Requirement:
Transcribe all of the material exactly. Any picture in it should be left out.

Dataset rows:
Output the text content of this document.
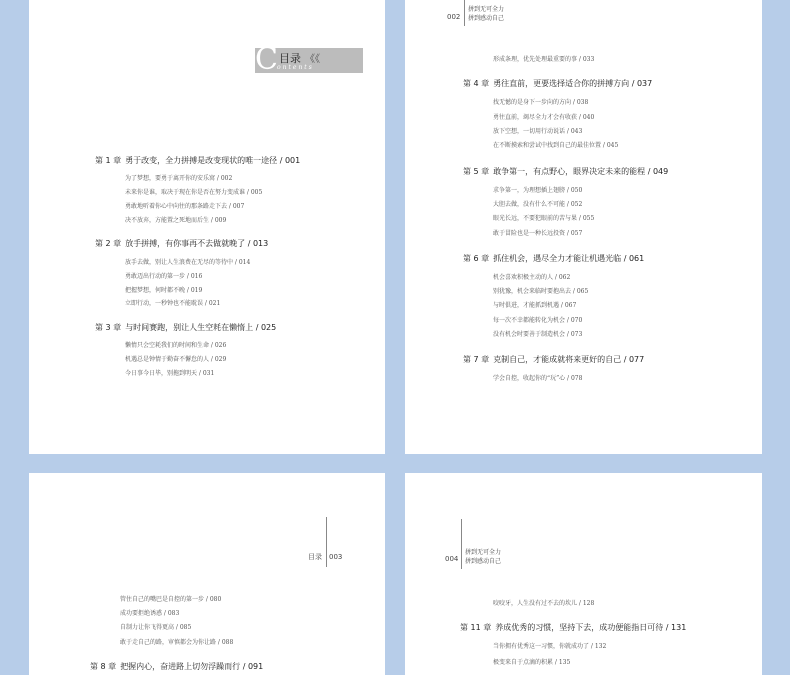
C 目录 《《
ontents
第 1 章 勇于改变，全力拼搏是改变现状的唯一途径 / 001
为了梦想，要勇于离开你的安乐窝 / 002
未来你是谁，取决于现在你是否在努力变成谁 / 005
勇敢地听着你心中向往的那条路走下去 / 007
决不放弃，方能置之死地而后生 / 009
第 2 章 放手拼搏，有你事再不去做就晚了 / 013
放手去做，别让人生浪费在无尽的等待中 / 014
勇敢迈出行动的第一步 / 016
把握梦想，何时都不晚 / 019
立即行动，一秒钟也不能耽误 / 021
第 3 章 与时间赛跑，别让人生空耗在懒惰上 / 025
懒惰只会空耗我们的时间和生命 / 026
机遇总是钟情于勤奋不懈怠的人 / 029
今日事今日毕，别拖到明天 / 031
002
拼到无可全力
拼到感动自己
形成条理，优先处理最重要的事 / 033
第 4 章 勇往直前，更要选择适合你的拼搏方向 / 037
找无憾的是身下一步向的方向 / 038
勇往直前，竭尽全力才会有收获 / 040
放下空想，一切用行动说话 / 043
在不断摸索和尝试中找到自己的最佳位置 / 045
第 5 章 敢争第一，有点野心，眼界决定未来的能程 / 049
求争第一，为理想插上翅膀 / 050
大胆去做，没有什么不可能 / 052
眼光长远，不要犯眼前的苦与果 / 055
敢于冒险也是一种长远投资 / 057
第 6 章 抓住机会，遇尽全力才能让机遇光临 / 061
机会喜欢积极主动的人 / 062
别犹豫，机会来临时要抱出去 / 065
与时俱进，才能抓到机遇 / 067
每一次不幸都能转化为机会 / 070
没有机会时要善于制造机会 / 073
第 7 章 克制自己，才能成就将来更好的自己 / 077
学会自控，收起你的“玩”心 / 078
目录 003
管住自己的嘴巴是自控的第一步 / 080
成功要拒绝诱惑 / 083
自制力让你飞得更高 / 085
敢于走自己的路，审慎都会为你让路 / 088
第 8 章 把握内心，奋进路上切勿浮躁而行 / 091
004
拼到无可全力
拼到感动自己
咬咬牙，人生没有过不去的坎儿 / 128
第 11 章 养成优秀的习惯，坚持下去，成功便能指日可待 / 131
当你拥有优秀这一习惯，你就成功了 / 132
极变来自于点滴的积累 / 135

Final answer:
Output the text content of this document.
C 目录 《《
ontents
第 1 章 勇于改变，全力拼搏是改变现状的唯一途径 / 001
为了梦想，要勇于离开你的安乐窝 / 002
未来你是谁，取决于现在你是否在努力变成谁 / 005
勇敢地听着你心中向往的那条路走下去 / 007
决不放弃，方能置之死地而后生 / 009
第 2 章 放手拼搏，有你事再不去做就晚了 / 013
放手去做，别让人生浪费在无尽的等待中 / 014
勇敢迈出行动的第一步 / 016
把握梦想，何时都不晚 / 019
立即行动，一秒钟也不能耽误 / 021
第 3 章 与时间赛跑，别让人生空耗在懒惰上 / 025
懒惰只会空耗我们的时间和生命 / 026
机遇总是钟情于勤奋不懈怠的人 / 029
今日事今日毕，别拖到明天 / 031
002
拼到无可全力
拼到感动自己
形成条理，优先处理最重要的事 / 033
第 4 章 勇往直前，更要选择适合你的拼搏方向 / 037
找无憾的是身下一步向的方向 / 038
勇往直前，竭尽全力才会有收获 / 040
放下空想，一切用行动说话 / 043
在不断摸索和尝试中找到自己的最佳位置 / 045
第 5 章 敢争第一，有点野心，眼界决定未来的能程 / 049
求争第一，为理想插上翅膀 / 050
大胆去做，没有什么不可能 / 052
眼光长远，不要犯眼前的苦与果 / 055
敢于冒险也是一种长远投资 / 057
第 6 章 抓住机会，遇尽全力才能让机遇光临 / 061
机会喜欢积极主动的人 / 062
别犹豫，机会来临时要抱出去 / 065
与时俱进，才能抓到机遇 / 067
每一次不幸都能转化为机会 / 070
没有机会时要善于制造机会 / 073
第 7 章 克制自己，才能成就将来更好的自己 / 077
学会自控，收起你的“玩”心 / 078
目录 003
管住自己的嘴巴是自控的第一步 / 080
成功要拒绝诱惑 / 083
自制力让你飞得更高 / 085
敢于走自己的路，审慎都会为你让路 / 088
第 8 章 把握内心，奋进路上切勿浮躁而行 / 091
004
拼到无可全力
拼到感动自己
咬咬牙，人生没有过不去的坎儿 / 128
第 11 章 养成优秀的习惯，坚持下去，成功便能指日可待 / 131
当你拥有优秀这一习惯，你就成功了 / 132
极变来自于点滴的积累 / 135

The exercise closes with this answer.